- [TEXT SECTION]:
Skip to content

I/O Patterns

How Linux moves data between userspace, the page cache, and storage — and why the interface you choose shapes everything from latency to correctness

Getting Started

This documentation explains how Linux handles I/O — not just the system call API, but the implementation decisions underneath: where data lives at each stage, what copies happen (or don't), what the kernel defers, and what trade-offs each interface forces on application developers.

> **Browsing on GitHub?** See the [full site index](../site-index.md) for a complete listing of all documentation.

Prerequisites

This documentation assumes familiarity with: - C programming — The kernel is written in C; syscall behavior is best understood at the C level - Basic OS concepts — Processes, kernel vs. userspace, system calls, file descriptors - File descriptors — What they are, how open() / close() / dup() work, and that they reference kernel-side struct file objects

If you've used read() and write() from C and wondered what happens inside, you're in the right place. A passing familiarity with virtual memory (pages, the page cache) will help but is not required — the relevant concepts are introduced where needed. See Further Reading for recommended textbooks.

- [SET TASKS]:
**a.** List the prerequisites that the Linux I/O documentation assumes readers already know.
**b.** In the Linux I/O documentation, what language is the kernel said to be written in?
**c.** Write the next part of the Linux I/O documentation, starting after its final sentence.

- [RECORDS]:
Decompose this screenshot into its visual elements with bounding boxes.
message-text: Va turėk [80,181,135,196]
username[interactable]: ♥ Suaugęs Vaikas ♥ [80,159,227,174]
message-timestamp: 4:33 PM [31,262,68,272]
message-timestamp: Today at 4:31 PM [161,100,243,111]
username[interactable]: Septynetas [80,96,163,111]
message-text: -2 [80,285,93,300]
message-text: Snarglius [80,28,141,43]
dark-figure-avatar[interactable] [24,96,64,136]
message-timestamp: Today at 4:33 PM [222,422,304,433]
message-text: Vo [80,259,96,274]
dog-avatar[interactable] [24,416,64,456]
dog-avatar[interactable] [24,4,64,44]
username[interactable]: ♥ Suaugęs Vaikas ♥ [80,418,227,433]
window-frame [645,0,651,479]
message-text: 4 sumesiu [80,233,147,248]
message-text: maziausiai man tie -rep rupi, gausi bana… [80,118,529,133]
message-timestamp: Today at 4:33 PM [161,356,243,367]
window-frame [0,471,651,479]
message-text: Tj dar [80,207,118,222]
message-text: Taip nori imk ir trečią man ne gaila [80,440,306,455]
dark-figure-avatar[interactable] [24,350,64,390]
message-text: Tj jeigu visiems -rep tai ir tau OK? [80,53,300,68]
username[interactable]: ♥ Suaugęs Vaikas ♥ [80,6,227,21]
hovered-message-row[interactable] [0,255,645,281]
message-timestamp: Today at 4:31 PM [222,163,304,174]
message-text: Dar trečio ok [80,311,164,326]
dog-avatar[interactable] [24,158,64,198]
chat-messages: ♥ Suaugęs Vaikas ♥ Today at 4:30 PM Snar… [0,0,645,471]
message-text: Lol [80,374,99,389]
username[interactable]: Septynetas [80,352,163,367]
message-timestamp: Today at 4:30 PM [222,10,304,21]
* * *
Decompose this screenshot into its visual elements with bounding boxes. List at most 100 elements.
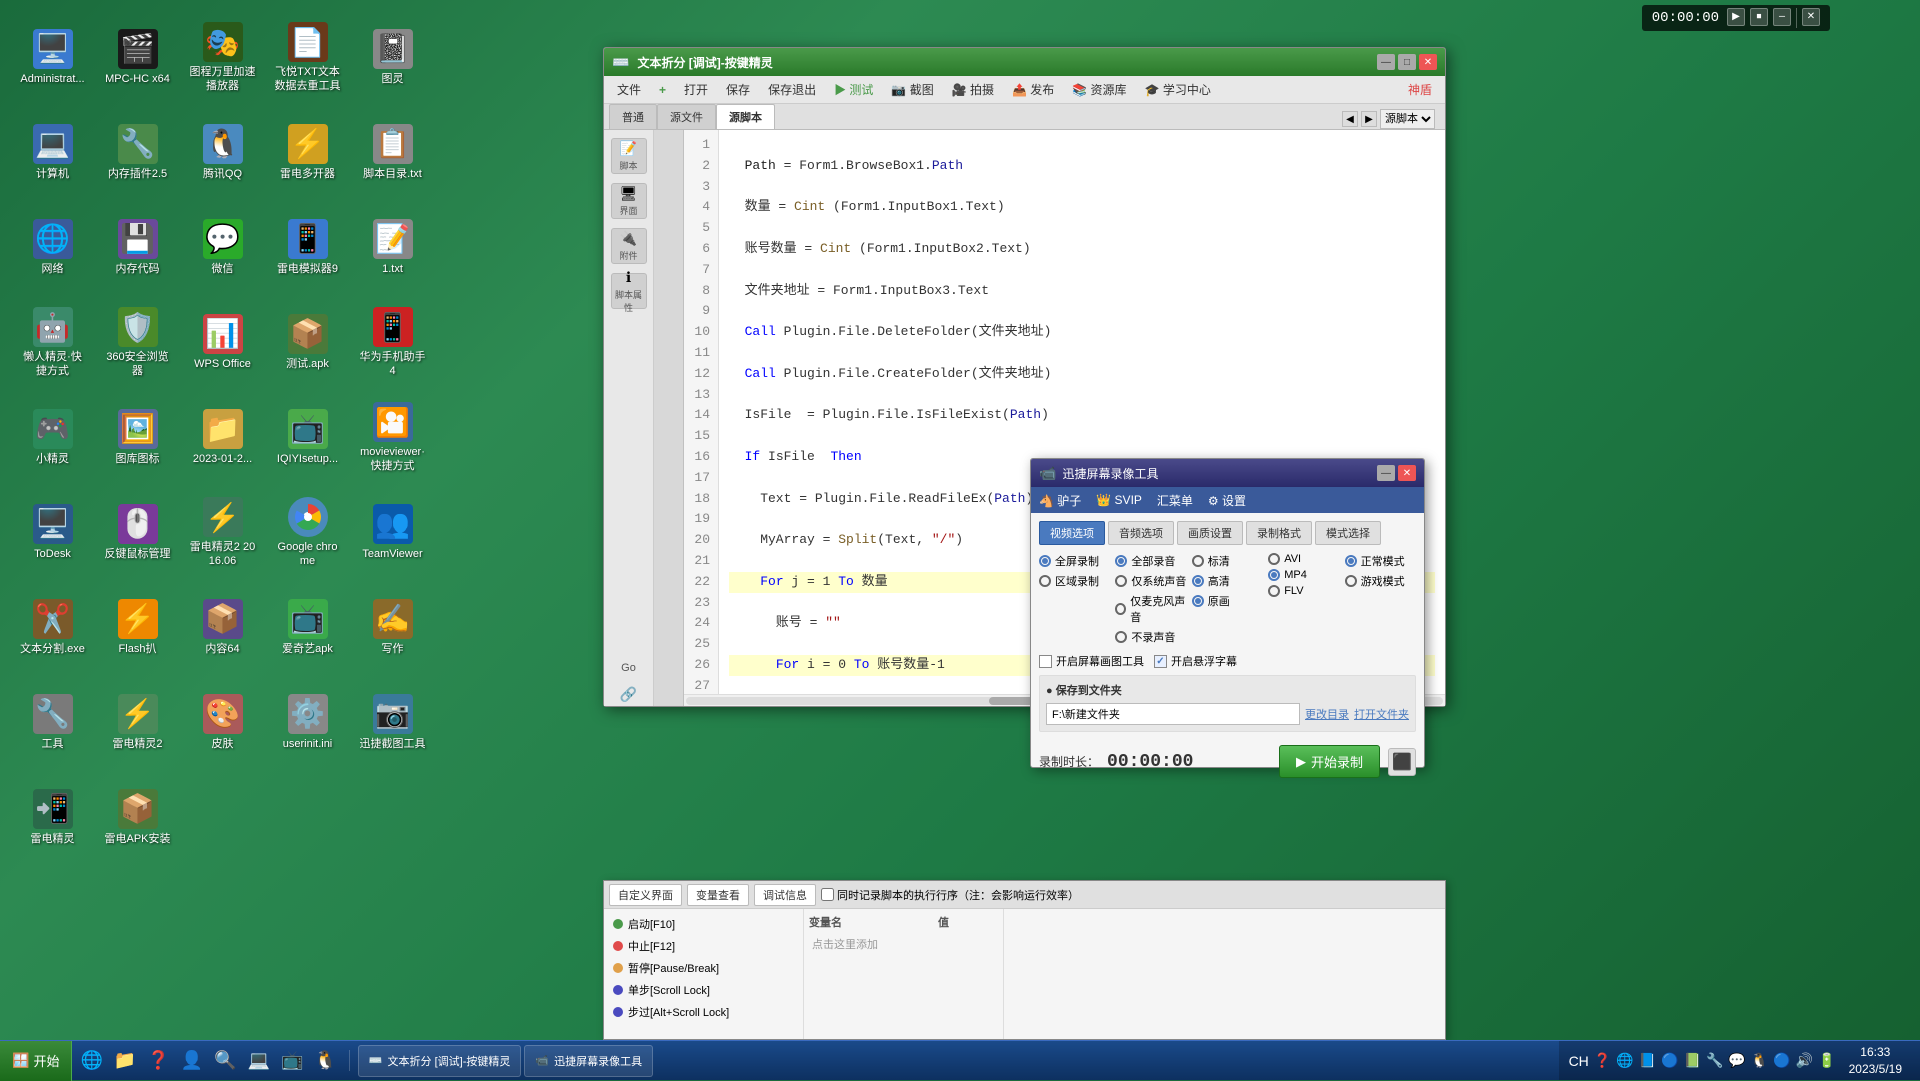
---
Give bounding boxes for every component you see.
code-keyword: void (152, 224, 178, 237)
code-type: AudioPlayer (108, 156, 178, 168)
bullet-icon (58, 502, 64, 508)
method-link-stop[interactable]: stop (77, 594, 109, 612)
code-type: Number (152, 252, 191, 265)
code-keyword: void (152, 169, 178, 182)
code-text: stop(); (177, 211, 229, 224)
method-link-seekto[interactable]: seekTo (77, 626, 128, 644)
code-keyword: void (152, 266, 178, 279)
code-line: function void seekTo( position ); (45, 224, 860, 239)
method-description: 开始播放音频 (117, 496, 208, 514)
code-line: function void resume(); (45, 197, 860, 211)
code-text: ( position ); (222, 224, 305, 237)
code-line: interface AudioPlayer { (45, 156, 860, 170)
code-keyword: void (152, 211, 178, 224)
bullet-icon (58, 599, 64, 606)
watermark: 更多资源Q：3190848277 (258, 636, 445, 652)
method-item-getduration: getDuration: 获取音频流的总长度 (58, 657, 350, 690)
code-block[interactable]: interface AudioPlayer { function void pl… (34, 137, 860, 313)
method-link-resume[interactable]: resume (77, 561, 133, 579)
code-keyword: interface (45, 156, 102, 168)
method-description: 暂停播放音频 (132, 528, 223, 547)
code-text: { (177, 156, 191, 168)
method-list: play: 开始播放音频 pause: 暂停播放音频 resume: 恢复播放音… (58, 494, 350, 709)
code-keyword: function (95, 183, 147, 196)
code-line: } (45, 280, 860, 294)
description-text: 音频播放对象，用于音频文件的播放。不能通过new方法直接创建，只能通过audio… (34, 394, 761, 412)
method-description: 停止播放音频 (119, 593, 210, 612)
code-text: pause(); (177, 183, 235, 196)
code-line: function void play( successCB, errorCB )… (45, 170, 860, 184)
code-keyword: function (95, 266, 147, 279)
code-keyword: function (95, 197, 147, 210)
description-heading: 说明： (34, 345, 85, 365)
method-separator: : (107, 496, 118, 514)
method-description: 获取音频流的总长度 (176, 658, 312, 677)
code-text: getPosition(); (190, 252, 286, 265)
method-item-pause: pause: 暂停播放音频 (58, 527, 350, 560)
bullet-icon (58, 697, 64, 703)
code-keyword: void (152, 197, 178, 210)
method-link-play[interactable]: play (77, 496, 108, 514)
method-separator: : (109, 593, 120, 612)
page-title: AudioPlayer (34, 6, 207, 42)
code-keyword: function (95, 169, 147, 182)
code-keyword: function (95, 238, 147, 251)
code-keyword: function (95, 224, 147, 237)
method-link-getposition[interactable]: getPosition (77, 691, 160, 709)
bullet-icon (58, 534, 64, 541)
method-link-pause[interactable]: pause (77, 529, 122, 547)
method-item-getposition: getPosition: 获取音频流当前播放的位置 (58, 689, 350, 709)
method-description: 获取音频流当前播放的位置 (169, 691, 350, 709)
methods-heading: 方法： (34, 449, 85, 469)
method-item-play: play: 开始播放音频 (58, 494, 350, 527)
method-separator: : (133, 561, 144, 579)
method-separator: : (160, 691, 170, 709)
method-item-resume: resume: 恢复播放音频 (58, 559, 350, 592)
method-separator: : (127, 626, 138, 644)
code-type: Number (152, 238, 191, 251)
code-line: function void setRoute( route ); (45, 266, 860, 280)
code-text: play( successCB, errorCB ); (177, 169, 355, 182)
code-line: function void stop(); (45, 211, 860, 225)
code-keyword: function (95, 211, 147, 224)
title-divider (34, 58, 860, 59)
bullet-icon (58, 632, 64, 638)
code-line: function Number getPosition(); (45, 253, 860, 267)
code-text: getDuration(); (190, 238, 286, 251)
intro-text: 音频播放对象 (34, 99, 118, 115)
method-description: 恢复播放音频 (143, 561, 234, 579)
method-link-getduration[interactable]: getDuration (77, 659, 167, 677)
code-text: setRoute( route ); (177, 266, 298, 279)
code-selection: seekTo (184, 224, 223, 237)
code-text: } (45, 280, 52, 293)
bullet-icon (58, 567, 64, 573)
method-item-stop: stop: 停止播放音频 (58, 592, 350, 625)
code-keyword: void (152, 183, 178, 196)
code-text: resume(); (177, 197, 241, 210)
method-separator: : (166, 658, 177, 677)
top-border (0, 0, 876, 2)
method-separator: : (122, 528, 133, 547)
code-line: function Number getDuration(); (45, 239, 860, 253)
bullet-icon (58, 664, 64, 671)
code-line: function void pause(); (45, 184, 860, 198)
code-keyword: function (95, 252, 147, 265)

- [TASK-BY-TASK OUTPUTS]:
**a.**
- C programming
- Basic OS concepts (processes, kernel vs. userspace, system calls, file descriptors)
- File descriptors (what they are, how open() / close() / dup() work, and that they reference kernel-side struct file objects)

**b.** C.

**c.**
Getting the Kernel Source

git clone https://git.kernel.org/pub/scm/linux/kernel/git/torvalds/linux.git
cd linux

The most relevant directories for I/O are mm/ (page cache, readahead, writeback) and fs/ (syscall entry points, splice, fallocate). For building and configuration, see Documentation/admin-guide/README.rst.

Running Tests

The fastest way to experiment with I/O behavior without rebooting your machine:

# Install virtme-ng (runs the kernel in QEMU with your host filesystem)
pip install virtme-ng

# Build and boot with a test module
virtme-ng --kdir . --append 'test_module.run_tests=1'

For tracing I/O at runtime on your current kernel, blktrace, bpftrace, and ftrace are the primary tools — see observability.md for how to use them.

Suggested Reading Order

Fundamentals — start here:

  1. Buffered I/O — How read() and write() interact with the page cache; what "buffered" actually means
  2. Direct I/OO_DIRECT, alignment requirements, when to bypass the page cache, and when not to
  3. Readahead — How the kernel speculatively fetches pages before you ask for them, and how to control it
  4. Page Cache and Writeback — Dirty pages, flusher threads, fsync(), and the durability guarantees (or lack thereof) of write()

Memory-Mapped I/O:

  1. mmap I/O — Mapping files into the address space; page faults as the I/O mechanism; when mmap wins and when it doesn't

Zero-Copy and Vectored:

  1. splice and sendfile — Moving data between file descriptors without userspace copies; what "zero-copy" actually means here
  2. Vectored I/Oreadv() / writev(), scatter-gather, iov_iter internals

End-to-End Walkthroughs:

  1. Life of a write — Tracing a write() call from userspace through the page cache to the block layer
  2. Async I/O — POSIX AIO (fake), Linux AIO (io_submit), and io_uring (real async); why the history matters

Observability and Tuning:

  1. Observability — Tools for measuring I/O: iostat, blktrace, bpftrace, perf, /proc/diskstats
  2. Tuning Storage I/O — Scheduler selection, readahead size, dirty ratio knobs, fadvise(), madvise()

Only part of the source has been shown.